(Dataset records of document pages):
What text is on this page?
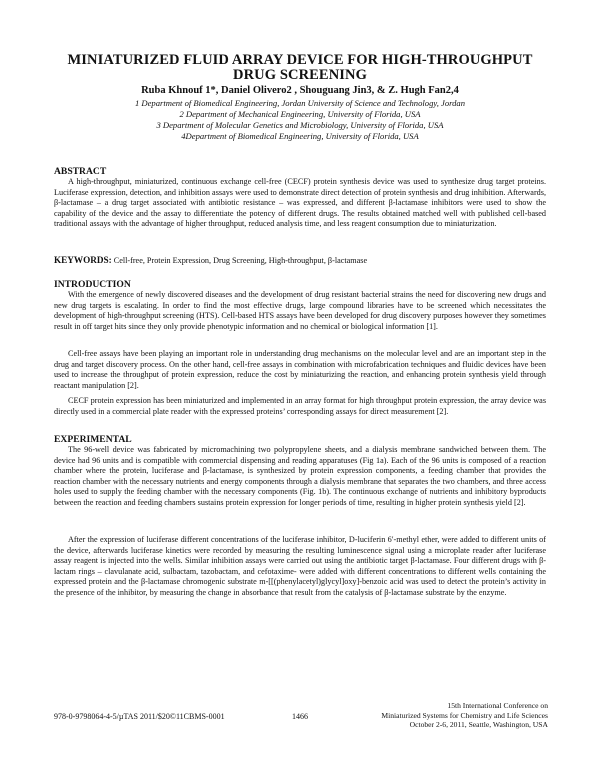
MINIATURIZED FLUID ARRAY DEVICE FOR HIGH-THROUGHPUT
DRUG SCREENING
Ruba Khnouf 1*, Daniel Olivero2 , Shouguang Jin3, & Z. Hugh Fan2,4
1 Department of Biomedical Engineering, Jordan University of Science and Technology, Jordan
2 Department of Mechanical Engineering, University of Florida, USA
3 Department of Molecular Genetics and Microbiology, University of Florida, USA
4Department of Biomedical Engineering, University of Florida, USA
ABSTRACT

A high-throughput, miniaturized, continuous exchange cell-free (CECF) protein synthesis device was used to synthesize drug target proteins. Luciferase expression, detection, and inhibition assays were used to demonstrate direct detection of protein synthesis and drug inhibition. Afterwards, β-lactamase – a drug target associated with antibiotic resistance – was expressed, and different β-lactamase inhibitors were used to show the capability of the device and the assay to differentiate the potency of different drugs. The results obtained matched well with published cell-based traditional assays with the advantage of higher throughput, reduced analysis time, and less reagent consumption due to miniaturization.

KEYWORDS: Cell-free, Protein Expression, Drug Screening, High-throughput, β-lactamase
INTRODUCTION

With the emergence of newly discovered diseases and the development of drug resistant bacterial strains the need for discovering new drugs and new drug targets is escalating. In order to find the most effective drugs, large compound libraries have to be screened which necessitates the development of high-throughput screening (HTS). Cell-based HTS assays have been developed for drug discovery purposes however they sometimes result in off target hits since they only provide phenotypic information and no chemical or biological information [1].

Cell-free assays have been playing an important role in understanding drug mechanisms on the molecular level and are an important step in the drug and target discovery process. On the other hand, cell-free assays in combination with microfabrication techniques and fluidic devices have been used to increase the throughput of protein expression, reduce the cost by miniaturizing the reaction, and enhancing protein synthesis yield through reactant manipulation [2].

CECF protein expression has been miniaturized and implemented in an array format for high throughput protein expression, the array device was directly used in a commercial plate reader with the expressed proteins’ corresponding assays for direct measurement [2].

EXPERIMENTAL

The 96-well device was fabricated by micromachining two polypropylene sheets, and a dialysis membrane sandwiched between them. The device had 96 units and is compatible with commercial dispensing and reading apparatuses (Fig 1a). Each of the 96 units is composed of a reaction chamber where the protein, luciferase and β-lactamase, is synthesized by protein expression components, a feeding chamber that provides the reaction chamber with the necessary nutrients and energy components through a dialysis membrane that separates the two chambers, and three access holes used to supply the feeding chamber with the necessary components (Fig. 1b). The continuous exchange of nutrients and inhibitory byproducts between the reaction and feeding chambers sustains protein expression for longer periods of time, resulting in higher protein synthesis yield [2].

After the expression of luciferase different concentrations of the luciferase inhibitor, D-luciferin 6′-methyl ether, were added to different units of the device, afterwards luciferase kinetics were recorded by measuring the resulting luminescence signal using a microplate reader after luciferase assay reagent is injected into the wells. Similar inhibition assays were carried out using the antibiotic target β-lactamase. Four different drugs with β-lactam rings – clavulanate acid, sulbactam, tazobactam, and cefotaxime- were added with different concentrations to different wells containing the expressed protein and the β-lactamase chromogenic substrate m-[[(phenylacetyl)glycyl]oxy]-benzoic acid was used to detect the protein’s activity in the presence of the inhibitor, by measuring the change in absorbance that result from the catalysis of β-lactamase substrate by the enzyme.

978-0-9798064-4-5/µTAS 2011/$20©11CBMS-0001	1466
15th International Conference on
Miniaturized Systems for Chemistry and Life Sciences
October 2-6, 2011, Seattle, Washington, USA
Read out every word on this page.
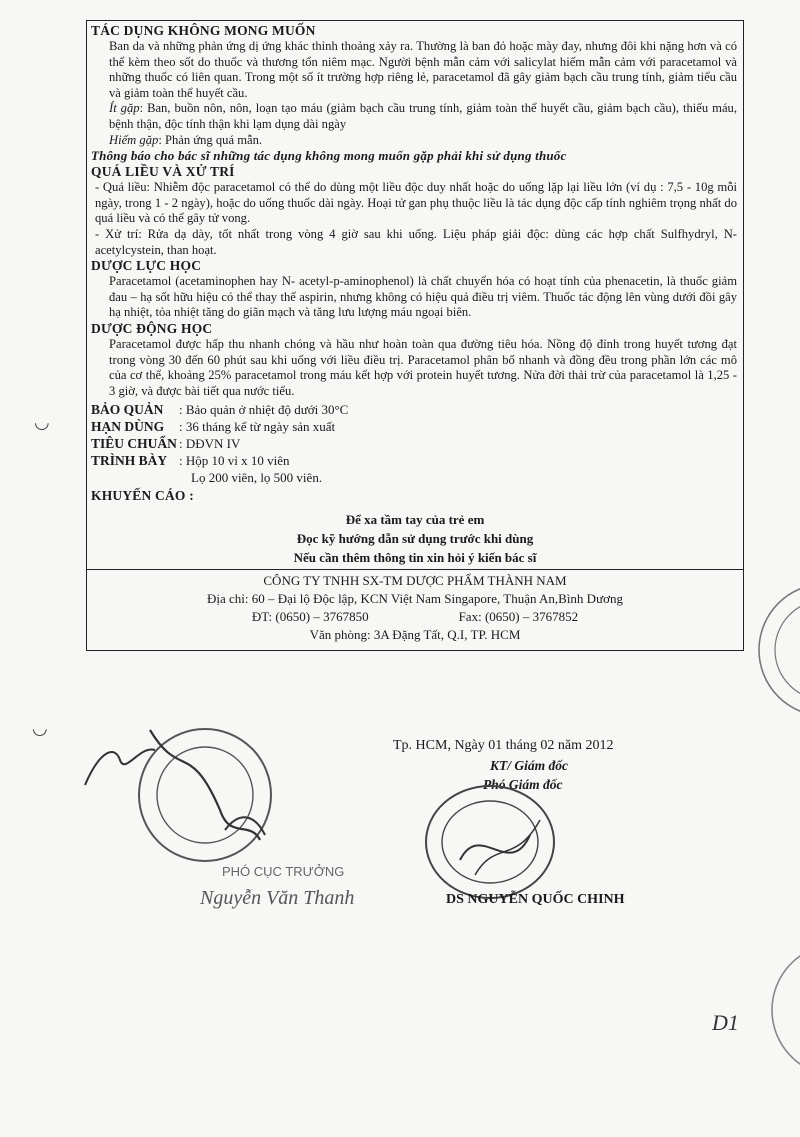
TÁC DỤNG KHÔNG MONG MUỐN
Ban da và những phản ứng dị ứng khác thỉnh thoảng xảy ra. Thường là ban đỏ hoặc mày đay, nhưng đôi khi nặng hơn và có thể kèm theo sốt do thuốc và thương tổn niêm mạc. Người bệnh mẫn cảm với salicylat hiếm mẫn cảm với paracetamol và những thuốc có liên quan. Trong một số ít trường hợp riêng lẻ, paracetamol đã gây giảm bạch cầu trung tính, giảm tiểu cầu và giảm toàn thể huyết cầu.
Ít gặp: Ban, buồn nôn, nôn, loạn tạo máu (giảm bạch cầu trung tính, giảm toàn thể huyết cầu, giảm bạch cầu), thiếu máu, bệnh thận, độc tính thận khi lạm dụng dài ngày
Hiếm gặp: Phản ứng quá mẫn.
Thông báo cho bác sĩ những tác dụng không mong muốn gặp phải khi sử dụng thuốc
QUÁ LIỀU VÀ XỬ TRÍ
- Quá liều: Nhiễm độc paracetamol có thể do dùng một liều độc duy nhất hoặc do uống lặp lại liều lớn (ví dụ : 7,5 - 10g mỗi ngày, trong 1 - 2 ngày), hoặc do uống thuốc dài ngày. Hoại tử gan phụ thuộc liều là tác dụng độc cấp tính nghiêm trọng nhất do quá liều và có thể gây tử vong.
- Xử trí: Rửa dạ dày, tốt nhất trong vòng 4 giờ sau khi uống. Liệu pháp giải độc: dùng các hợp chất Sulfhydryl, N-acetylcystein, than hoạt.
DƯỢC LỰC HỌC
Paracetamol (acetaminophen hay N- acetyl-p-aminophenol) là chất chuyển hóa có hoạt tính của phenacetin, là thuốc giảm đau – hạ sốt hữu hiệu có thể thay thế aspirin, nhưng không có hiệu quả điều trị viêm. Thuốc tác động lên vùng dưới đồi gây hạ nhiệt, tỏa nhiệt tăng do giãn mạch và tăng lưu lượng máu ngoại biên.
DƯỢC ĐỘNG HỌC
Paracetamol được hấp thu nhanh chóng và hầu như hoàn toàn qua đường tiêu hóa. Nồng độ đỉnh trong huyết tương đạt trong vòng 30 đến 60 phút sau khi uống với liều điều trị. Paracetamol phân bố nhanh và đồng đều trong phần lớn các mô của cơ thể, khoảng 25% paracetamol trong máu kết hợp với protein huyết tương. Nửa đời thải trừ của paracetamol là 1,25 - 3 giờ, và được bài tiết qua nước tiểu.
BẢO QUẢN	: Bảo quản ở nhiệt độ dưới 30°C
HẠN DÙNG	: 36 tháng kể từ ngày sản xuất
TIÊU CHUẨN : DĐVN IV
TRÌNH BÀY : Hộp 10 vỉ x 10 viên
Lọ 200 viên, lọ 500 viên.
KHUYẾN CÁO :
Để xa tầm tay của trẻ em
Đọc kỹ hướng dẫn sử dụng trước khi dùng
Nếu cần thêm thông tin xin hỏi ý kiến bác sĩ
CÔNG TY TNHH SX-TM DƯỢC PHẨM THÀNH NAM
Địa chỉ: 60 – Đại lộ Độc lập, KCN Việt Nam Singapore, Thuận An,Bình Dương
ĐT: (0650) – 3767850	Fax: (0650) – 3767852
Văn phòng: 3A Đặng Tất, Q.I, TP. HCM
Tp. HCM, Ngày 01 tháng 02 năm 2012
KT/ Giám đốc
Phó Giám đốc
DS NGUYỄN QUỐC CHINH
PHÓ CỤC TRƯỞNG
Nguyễn Văn Thanh
◡
◡
D1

(Work to complete): The records are to be returned verbatim. Skip any picture they contain.

(Response area):
What text is on this page?
MINIATURIZED FLUID ARRAY DEVICE FOR HIGH-THROUGHPUT
DRUG SCREENING
Ruba Khnouf 1*, Daniel Olivero2 , Shouguang Jin3, & Z. Hugh Fan2,4
1 Department of Biomedical Engineering, Jordan University of Science and Technology, Jordan
2 Department of Mechanical Engineering, University of Florida, USA
3 Department of Molecular Genetics and Microbiology, University of Florida, USA
4Department of Biomedical Engineering, University of Florida, USA
ABSTRACT

A high-throughput, miniaturized, continuous exchange cell-free (CECF) protein synthesis device was used to synthesize drug target proteins. Luciferase expression, detection, and inhibition assays were used to demonstrate direct detection of protein synthesis and drug inhibition. Afterwards, β-lactamase – a drug target associated with antibiotic resistance – was expressed, and different β-lactamase inhibitors were used to show the capability of the device and the assay to differentiate the potency of different drugs. The results obtained matched well with published cell-based traditional assays with the advantage of higher throughput, reduced analysis time, and less reagent consumption due to miniaturization.

KEYWORDS: Cell-free, Protein Expression, Drug Screening, High-throughput, β-lactamase
INTRODUCTION

With the emergence of newly discovered diseases and the development of drug resistant bacterial strains the need for discovering new drugs and new drug targets is escalating. In order to find the most effective drugs, large compound libraries have to be screened which necessitates the development of high-throughput screening (HTS). Cell-based HTS assays have been developed for drug discovery purposes however they sometimes result in off target hits since they only provide phenotypic information and no chemical or biological information [1].

Cell-free assays have been playing an important role in understanding drug mechanisms on the molecular level and are an important step in the drug and target discovery process. On the other hand, cell-free assays in combination with microfabrication techniques and fluidic devices have been used to increase the throughput of protein expression, reduce the cost by miniaturizing the reaction, and enhancing protein synthesis yield through reactant manipulation [2].

CECF protein expression has been miniaturized and implemented in an array format for high throughput protein expression, the array device was directly used in a commercial plate reader with the expressed proteins’ corresponding assays for direct measurement [2].

EXPERIMENTAL

The 96-well device was fabricated by micromachining two polypropylene sheets, and a dialysis membrane sandwiched between them. The device had 96 units and is compatible with commercial dispensing and reading apparatuses (Fig 1a). Each of the 96 units is composed of a reaction chamber where the protein, luciferase and β-lactamase, is synthesized by protein expression components, a feeding chamber that provides the reaction chamber with the necessary nutrients and energy components through a dialysis membrane that separates the two chambers, and three access holes used to supply the feeding chamber with the necessary components (Fig. 1b). The continuous exchange of nutrients and inhibitory byproducts between the reaction and feeding chambers sustains protein expression for longer periods of time, resulting in higher protein synthesis yield [2].

After the expression of luciferase different concentrations of the luciferase inhibitor, D-luciferin 6′-methyl ether, were added to different units of the device, afterwards luciferase kinetics were recorded by measuring the resulting luminescence signal using a microplate reader after luciferase assay reagent is injected into the wells. Similar inhibition assays were carried out using the antibiotic target β-lactamase. Four different drugs with β-lactam rings – clavulanate acid, sulbactam, tazobactam, and cefotaxime- were added with different concentrations to different wells containing the expressed protein and the β-lactamase chromogenic substrate m-[[(phenylacetyl)glycyl]oxy]-benzoic acid was used to detect the protein’s activity in the presence of the inhibitor, by measuring the change in absorbance that result from the catalysis of β-lactamase substrate by the enzyme.

978-0-9798064-4-5/µTAS 2011/$20©11CBMS-0001	1466
15th International Conference on
Miniaturized Systems for Chemistry and Life Sciences
October 2-6, 2011, Seattle, Washington, USA
Read out every word on this page.
TÁC DỤNG KHÔNG MONG MUỐN
Ban da và những phản ứng dị ứng khác thỉnh thoảng xảy ra. Thường là ban đỏ hoặc mày đay, nhưng đôi khi nặng hơn và có thể kèm theo sốt do thuốc và thương tổn niêm mạc. Người bệnh mẫn cảm với salicylat hiếm mẫn cảm với paracetamol và những thuốc có liên quan. Trong một số ít trường hợp riêng lẻ, paracetamol đã gây giảm bạch cầu trung tính, giảm tiểu cầu và giảm toàn thể huyết cầu.
Ít gặp: Ban, buồn nôn, nôn, loạn tạo máu (giảm bạch cầu trung tính, giảm toàn thể huyết cầu, giảm bạch cầu), thiếu máu, bệnh thận, độc tính thận khi lạm dụng dài ngày
Hiếm gặp: Phản ứng quá mẫn.
Thông báo cho bác sĩ những tác dụng không mong muốn gặp phải khi sử dụng thuốc
QUÁ LIỀU VÀ XỬ TRÍ
- Quá liều: Nhiễm độc paracetamol có thể do dùng một liều độc duy nhất hoặc do uống lặp lại liều lớn (ví dụ : 7,5 - 10g mỗi ngày, trong 1 - 2 ngày), hoặc do uống thuốc dài ngày. Hoại tử gan phụ thuộc liều là tác dụng độc cấp tính nghiêm trọng nhất do quá liều và có thể gây tử vong.
- Xử trí: Rửa dạ dày, tốt nhất trong vòng 4 giờ sau khi uống. Liệu pháp giải độc: dùng các hợp chất Sulfhydryl, N-acetylcystein, than hoạt.
DƯỢC LỰC HỌC
Paracetamol (acetaminophen hay N- acetyl-p-aminophenol) là chất chuyển hóa có hoạt tính của phenacetin, là thuốc giảm đau – hạ sốt hữu hiệu có thể thay thế aspirin, nhưng không có hiệu quả điều trị viêm. Thuốc tác động lên vùng dưới đồi gây hạ nhiệt, tỏa nhiệt tăng do giãn mạch và tăng lưu lượng máu ngoại biên.
DƯỢC ĐỘNG HỌC
Paracetamol được hấp thu nhanh chóng và hầu như hoàn toàn qua đường tiêu hóa. Nồng độ đỉnh trong huyết tương đạt trong vòng 30 đến 60 phút sau khi uống với liều điều trị. Paracetamol phân bố nhanh và đồng đều trong phần lớn các mô của cơ thể, khoảng 25% paracetamol trong máu kết hợp với protein huyết tương. Nửa đời thải trừ của paracetamol là 1,25 - 3 giờ, và được bài tiết qua nước tiểu.
BẢO QUẢN	: Bảo quản ở nhiệt độ dưới 30°C
HẠN DÙNG	: 36 tháng kể từ ngày sản xuất
TIÊU CHUẨN : DĐVN IV
TRÌNH BÀY : Hộp 10 vỉ x 10 viên
Lọ 200 viên, lọ 500 viên.
KHUYẾN CÁO :
Để xa tầm tay của trẻ em
Đọc kỹ hướng dẫn sử dụng trước khi dùng
Nếu cần thêm thông tin xin hỏi ý kiến bác sĩ
CÔNG TY TNHH SX-TM DƯỢC PHẨM THÀNH NAM
Địa chỉ: 60 – Đại lộ Độc lập, KCN Việt Nam Singapore, Thuận An,Bình Dương
ĐT: (0650) – 3767850	Fax: (0650) – 3767852
Văn phòng: 3A Đặng Tất, Q.I, TP. HCM
Tp. HCM, Ngày 01 tháng 02 năm 2012
KT/ Giám đốc
Phó Giám đốc
DS NGUYỄN QUỐC CHINH
PHÓ CỤC TRƯỞNG
Nguyễn Văn Thanh
◡
◡
D1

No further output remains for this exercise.